Edit each of the rows below by substituting "bounding box coordinates" for "pixel coordinates" and keeping all other text unchanged. Leave the pictures out of your output.

# # # # # # #

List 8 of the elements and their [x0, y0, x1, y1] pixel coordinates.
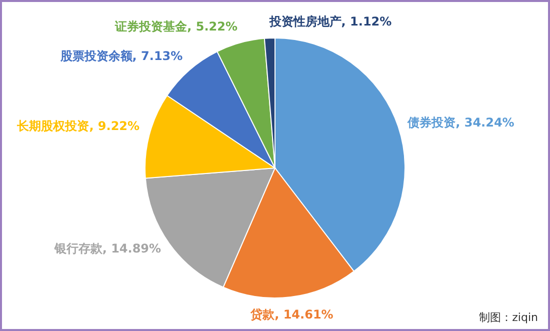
slice-label: 银行存款, 14.89% [53, 242, 162, 256]
slice-label: 债券投资, 34.24% [406, 115, 514, 130]
slice-label: 证券投资基金, 5.22% [114, 19, 238, 34]
slice-label: 长期股权投资, 9.22% [16, 118, 140, 133]
text: 制图：ziqin [479, 311, 538, 324]
slice-label: 贷款, 14.61% [250, 307, 334, 322]
slice-label: 投资性房地产, 1.12% [268, 14, 392, 28]
slice-label: 股票投资余额, 7.13% [59, 49, 183, 64]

# # # # # # #

> _Response to the task_
List 8 of the elements and their [x0, y0, x1, y1] bounding box coordinates.
slice-label: 银行存款, 14.89% [53, 242, 162, 256]
slice-label: 债券投资, 34.24% [406, 115, 514, 130]
slice-label: 证券投资基金, 5.22% [114, 19, 238, 34]
slice-label: 长期股权投资, 9.22% [16, 118, 140, 133]
text: 制图：ziqin [479, 311, 538, 324]
slice-label: 贷款, 14.61% [250, 307, 334, 322]
slice-label: 投资性房地产, 1.12% [268, 14, 392, 28]
slice-label: 股票投资余额, 7.13% [59, 49, 183, 64]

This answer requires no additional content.